§ **DATA SUPPLIED**
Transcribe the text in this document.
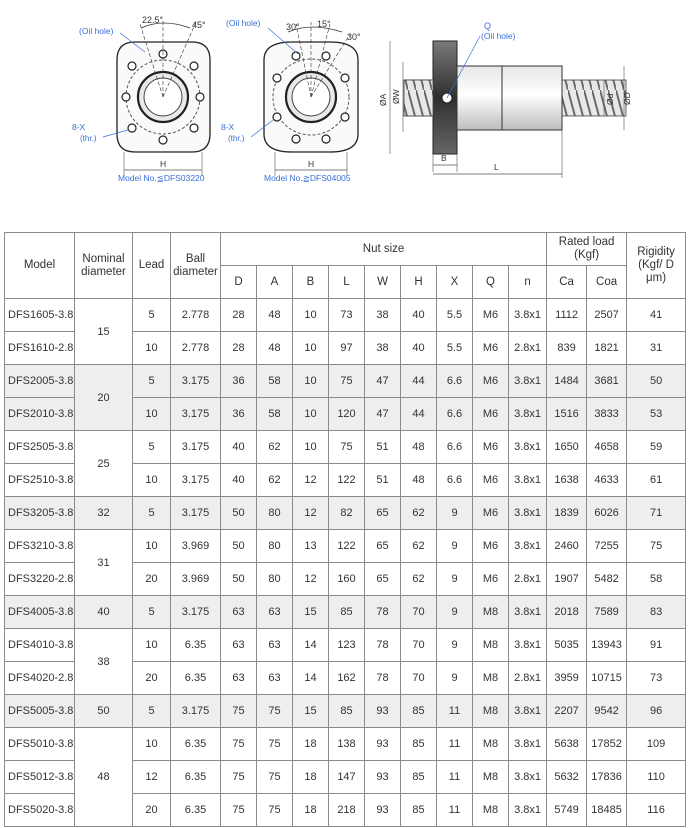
22.5°	45°
(Oil hole)
8-X
(thr.)
H
Model No.≦DFS03220
30° 15°
30°
(Oil hole)
8-X
(thr.)
H
Model No.≧DFS04005
Q
(Oil hole)
ØA ØW	Ød ØD
B
L
Model	Nominal diameter	Lead	Ball diameter	Nut size									Rated load (Kgf)		Rigidity (Kgf/ D μm)
				D	A	B	L	W	H	X	Q	n	Ca	Coa	
DFS1605-3.8	15	5	2.778	28	48	10	73	38	40	5.5	M6	3.8x1	1112	2507	41
DFS1610-2.8		10	2.778	28	48	10	97	38	40	5.5	M6	2.8x1	839	1821	31
DFS2005-3.8	20	5	3.175	36	58	10	75	47	44	6.6	M6	3.8x1	1484	3681	50
DFS2010-3.8		10	3.175	36	58	10	120	47	44	6.6	M6	3.8x1	1516	3833	53
DFS2505-3.8	25	5	3.175	40	62	10	75	51	48	6.6	M6	3.8x1	1650	4658	59
DFS2510-3.8		10	3.175	40	62	12	122	51	48	6.6	M6	3.8x1	1638	4633	61
DFS3205-3.8	32	5	3.175	50	80	12	82	65	62	9	M6	3.8x1	1839	6026	71
DFS3210-3.8	31	10	3.969	50	80	13	122	65	62	9	M6	3.8x1	2460	7255	75
DFS3220-2.8		20	3.969	50	80	12	160	65	62	9	M6	2.8x1	1907	5482	58
DFS4005-3.8	40	5	3.175	63	63	15	85	78	70	9	M8	3.8x1	2018	7589	83
DFS4010-3.8	38	10	6.35	63	63	14	123	78	70	9	M8	3.8x1	5035	13943	91
DFS4020-2.8		20	6.35	63	63	14	162	78	70	9	M8	2.8x1	3959	10715	73
DFS5005-3.8	50	5	3.175	75	75	15	85	93	85	11	M8	3.8x1	2207	9542	96
DFS5010-3.8	48	10	6.35	75	75	18	138	93	85	11	M8	3.8x1	5638	17852	109
DFS5012-3.8		12	6.35	75	75	18	147	93	85	11	M8	3.8x1	5632	17836	110
DFS5020-3.8		20	6.35	75	75	18	218	93	85	11	M8	3.8x1	5749	18485	116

§ **WHAT IS BEING ASKED**
For each line of the entries that includes "Model", show that line.

§ **TASK RESPONSE**
Model No.≦DFS03220
Model No.≧DFS04005
Model	Nominal diameter	Lead	Ball diameter	Nut size									Rated load (Kgf)		Rigidity (Kgf/ D μm)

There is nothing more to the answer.